• **AIM**
The records below are made of lines; count those holding the word "azul" and give the number only.

______

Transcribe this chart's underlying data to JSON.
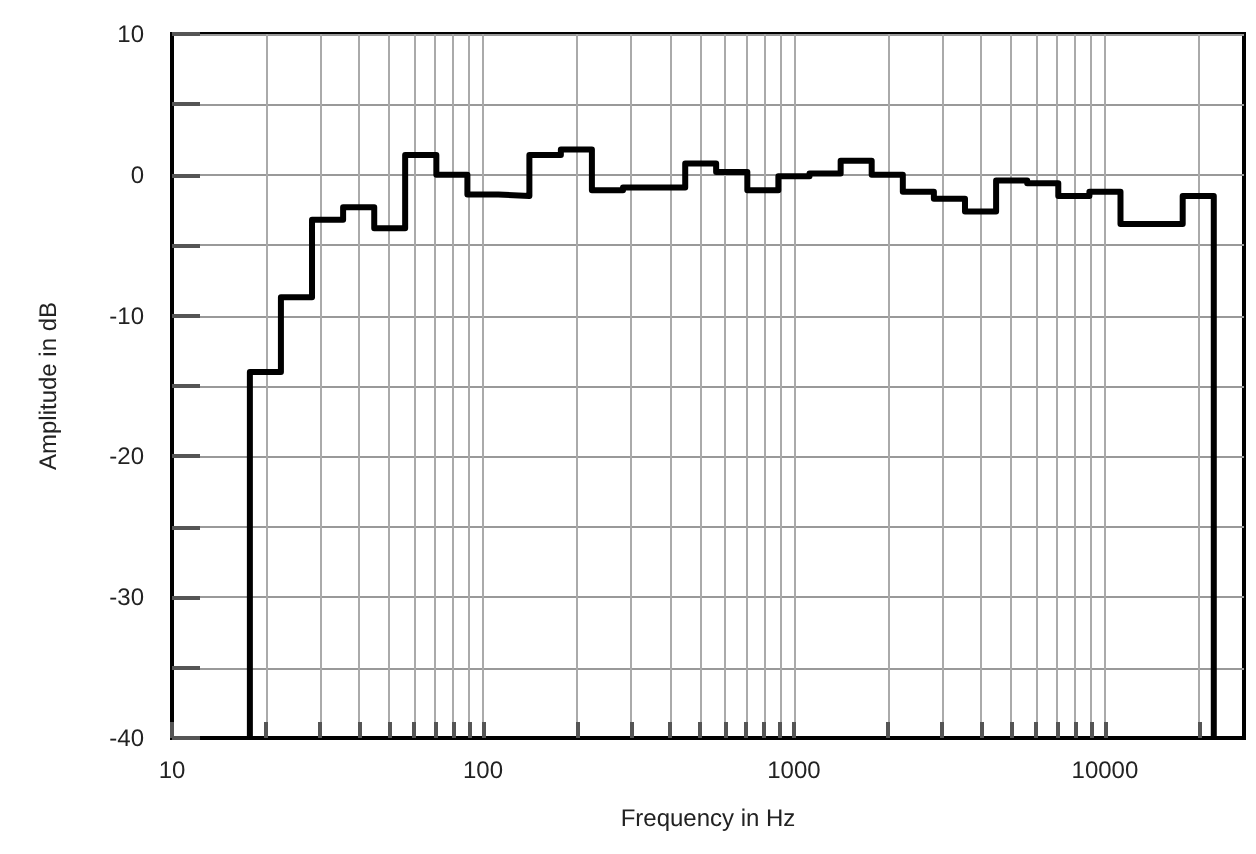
{
  "chart_data": {
    "type": "step",
    "xlabel": "Frequency in Hz",
    "ylabel": "Amplitude in dB",
    "log": "x",
    "grid": true,
    "marker": "none",
    "line_style": "solid",
    "xlim": [
      10,
      28000
    ],
    "xticks": [
      10,
      100,
      1000,
      10000
    ],
    "ylim": [
      -40,
      10
    ],
    "yticks": [
      -40,
      -30,
      -20,
      -10,
      0,
      10
    ],
    "series": [
      {
        "color": "#000000",
        "x": [
          17.8,
          17.8,
          22.4,
          28.2,
          35.5,
          44.7,
          56.2,
          70.8,
          89.1,
          112,
          141,
          178,
          224,
          282,
          355,
          447,
          562,
          708,
          891,
          1122,
          1413,
          1778,
          2239,
          2818,
          3548,
          4467,
          5623,
          7079,
          8913,
          11220,
          14125,
          17783,
          22387,
          22387
        ],
        "values": [
          -40,
          -14,
          -8.7,
          -3.2,
          -2.3,
          -3.8,
          1.4,
          0,
          -1.4,
          -1.5,
          1.4,
          1.8,
          -1.1,
          -0.9,
          -0.9,
          0.8,
          0.2,
          -1.1,
          -0.1,
          0.1,
          1.0,
          0,
          -1.2,
          -1.7,
          -2.6,
          -0.4,
          -0.6,
          -1.5,
          -1.2,
          -3.5,
          -3.5,
          -1.5,
          -1.5,
          -40
        ]
      }
    ]
  }
}
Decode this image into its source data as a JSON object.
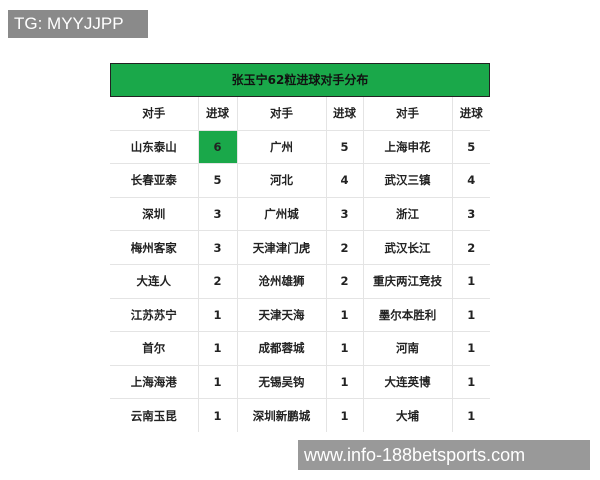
{
  "watermark_tg": "TG: MYYJJPP",
  "watermark_site": "www.info-188betsports.com",
  "table": {
    "title": "张玉宁62粒进球对手分布",
    "headers": [
      "对手",
      "进球",
      "对手",
      "进球",
      "对手",
      "进球"
    ],
    "highlight_color": "#1aa84a",
    "rows": [
      [
        "山东泰山",
        "6",
        "广州",
        "5",
        "上海申花",
        "5"
      ],
      [
        "长春亚泰",
        "5",
        "河北",
        "4",
        "武汉三镇",
        "4"
      ],
      [
        "深圳",
        "3",
        "广州城",
        "3",
        "浙江",
        "3"
      ],
      [
        "梅州客家",
        "3",
        "天津津门虎",
        "2",
        "武汉长江",
        "2"
      ],
      [
        "大连人",
        "2",
        "沧州雄狮",
        "2",
        "重庆两江竞技",
        "1"
      ],
      [
        "江苏苏宁",
        "1",
        "天津天海",
        "1",
        "墨尔本胜利",
        "1"
      ],
      [
        "首尔",
        "1",
        "成都蓉城",
        "1",
        "河南",
        "1"
      ],
      [
        "上海海港",
        "1",
        "无锡吴钩",
        "1",
        "大连英博",
        "1"
      ],
      [
        "云南玉昆",
        "1",
        "深圳新鹏城",
        "1",
        "大埔",
        "1"
      ]
    ]
  }
}
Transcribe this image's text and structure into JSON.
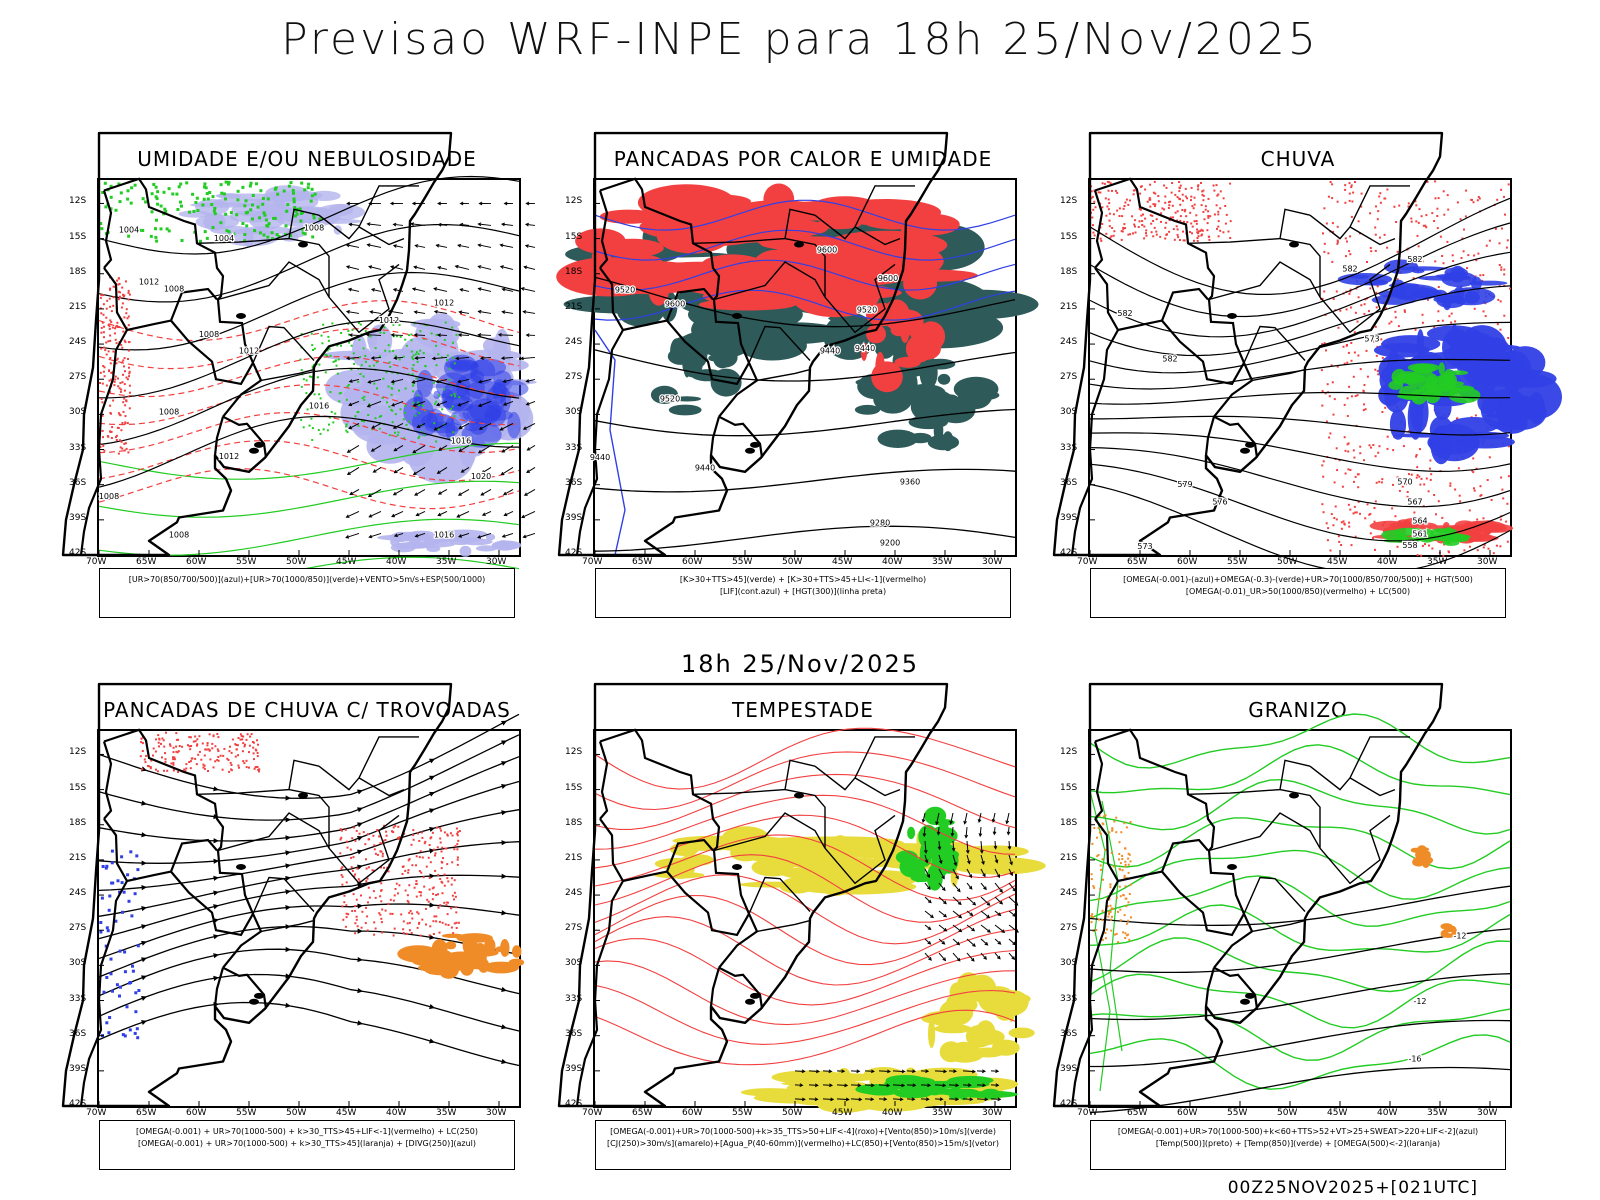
{
  "title": "Previsao WRF-INPE  para 18h 25/Nov/2025",
  "mid_title": "18h 25/Nov/2025",
  "footer_code": "00Z25NOV2025+[021UTC]",
  "colors": {
    "red": "#f24040",
    "blue": "#3040e6",
    "green": "#22cc22",
    "lavender": "#b4b4ee",
    "teal": "#2e5a5a",
    "yellow": "#e8dc3c",
    "orange": "#f08c28"
  },
  "axes": {
    "lat_ticks": [
      "12S",
      "15S",
      "18S",
      "21S",
      "24S",
      "27S",
      "30S",
      "33S",
      "36S",
      "39S",
      "42S"
    ],
    "lon_ticks": [
      "70W",
      "65W",
      "60W",
      "55W",
      "50W",
      "45W",
      "40W",
      "35W",
      "30W"
    ]
  },
  "panels": [
    {
      "title": "UMIDADE E/OU NEBULOSIDADE",
      "legend": [
        "[UR>70(850/700/500)](azul)+[UR>70(1000/850)](verde)+VENTO>5m/s+ESP(500/1000)"
      ],
      "labels": [
        {
          "t": "1004",
          "lon": -67,
          "lat": -14.5
        },
        {
          "t": "1004",
          "lon": -57.5,
          "lat": -15.2
        },
        {
          "t": "1008",
          "lon": -48.5,
          "lat": -14.3
        },
        {
          "t": "1012",
          "lon": -65,
          "lat": -18.9
        },
        {
          "t": "1008",
          "lon": -62.5,
          "lat": -19.5
        },
        {
          "t": "1012",
          "lon": -35.5,
          "lat": -20.7
        },
        {
          "t": "1008",
          "lon": -59,
          "lat": -23.4
        },
        {
          "t": "1012",
          "lon": -55,
          "lat": -24.8
        },
        {
          "t": "1012",
          "lon": -41,
          "lat": -22.2
        },
        {
          "t": "1008",
          "lon": -63,
          "lat": -30
        },
        {
          "t": "1016",
          "lon": -48,
          "lat": -29.5
        },
        {
          "t": "1012",
          "lon": -57,
          "lat": -33.8
        },
        {
          "t": "1016",
          "lon": -33.8,
          "lat": -32.5
        },
        {
          "t": "1020",
          "lon": -31.8,
          "lat": -35.5
        },
        {
          "t": "1008",
          "lon": -69,
          "lat": -37.2
        },
        {
          "t": "1008",
          "lon": -62,
          "lat": -40.5
        },
        {
          "t": "1016",
          "lon": -35.5,
          "lat": -40.5
        }
      ]
    },
    {
      "title": "PANCADAS POR CALOR E UMIDADE",
      "legend": [
        "[K>30+TTS>45](verde) + [K>30+TTS>45+LI<-1](vermelho)",
        "[LIF](cont.azul) + [HGT(300)](linha preta)"
      ],
      "labels": [
        {
          "t": "9600",
          "lon": -46.8,
          "lat": -16.2
        },
        {
          "t": "9600",
          "lon": -40.7,
          "lat": -18.6
        },
        {
          "t": "9520",
          "lon": -67,
          "lat": -19.6
        },
        {
          "t": "9600",
          "lon": -62,
          "lat": -20.8
        },
        {
          "t": "9520",
          "lon": -42.8,
          "lat": -21.3
        },
        {
          "t": "9440",
          "lon": -43,
          "lat": -24.6
        },
        {
          "t": "9440",
          "lon": -46.5,
          "lat": -24.8
        },
        {
          "t": "9520",
          "lon": -62.5,
          "lat": -28.9
        },
        {
          "t": "9440",
          "lon": -69.5,
          "lat": -33.9
        },
        {
          "t": "9440",
          "lon": -59,
          "lat": -34.8
        },
        {
          "t": "9360",
          "lon": -38.5,
          "lat": -36
        },
        {
          "t": "9280",
          "lon": -41.5,
          "lat": -39.5
        },
        {
          "t": "9200",
          "lon": -40.5,
          "lat": -41.2
        }
      ]
    },
    {
      "title": "CHUVA",
      "legend": [
        "[OMEGA(-0.001)-(azul)+OMEGA(-0.3)-(verde)+UR>70(1000/850/700/500)] + HGT(500)",
        "[OMEGA(-0.01)_UR>50(1000/850)(vermelho) + LC(500)"
      ],
      "labels": [
        {
          "t": "582",
          "lon": -44,
          "lat": -17.8
        },
        {
          "t": "582",
          "lon": -37.5,
          "lat": -17
        },
        {
          "t": "582",
          "lon": -66.5,
          "lat": -21.6
        },
        {
          "t": "582",
          "lon": -62,
          "lat": -25.5
        },
        {
          "t": "573",
          "lon": -41.8,
          "lat": -23.8
        },
        {
          "t": "579",
          "lon": -60.5,
          "lat": -36.2
        },
        {
          "t": "576",
          "lon": -57,
          "lat": -37.7
        },
        {
          "t": "570",
          "lon": -38.5,
          "lat": -36
        },
        {
          "t": "567",
          "lon": -37.5,
          "lat": -37.7
        },
        {
          "t": "564",
          "lon": -37,
          "lat": -39.3
        },
        {
          "t": "561",
          "lon": -37,
          "lat": -40.4
        },
        {
          "t": "558",
          "lon": -38,
          "lat": -41.4
        },
        {
          "t": "573",
          "lon": -64.5,
          "lat": -41.5
        }
      ]
    },
    {
      "title": "PANCADAS DE CHUVA C/ TROVOADAS",
      "legend": [
        "[OMEGA(-0.001) + UR>70(1000-500) + k>30_TTS>45+LIF<-1](vermelho) + LC(250)",
        "[OMEGA(-0.001) + UR>70(1000-500) + k>30_TTS>45](laranja) + [DIVG(250)](azul)"
      ],
      "labels": []
    },
    {
      "title": "TEMPESTADE",
      "legend": [
        "[OMEGA(-0.001)+UR>70(1000-500)+k>35_TTS>50+LIF<-4](roxo)+[Vento(850)>10m/s](verde)",
        "[CJ(250)>30m/s](amarelo)+[Agua_P(40-60mm)](vermelho)+LC(850)+[Vento(850)>15m/s](vetor)"
      ],
      "labels": []
    },
    {
      "title": "GRANIZO",
      "legend": [
        "[OMEGA(-0.001)+UR>70(1000-500)+k<60+TTS>52+VT>25+SWEAT>220+LIF<-2](azul)",
        "[Temp(500)](preto) + [Temp(850)](verde) + [OMEGA(500)<-2](laranja)"
      ],
      "labels": [
        {
          "t": "-12",
          "lon": -33,
          "lat": -27.7
        },
        {
          "t": "-12",
          "lon": -37,
          "lat": -33.3
        },
        {
          "t": "-16",
          "lon": -37.5,
          "lat": -38.2
        }
      ]
    }
  ]
}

______

• **RESPONSE**
5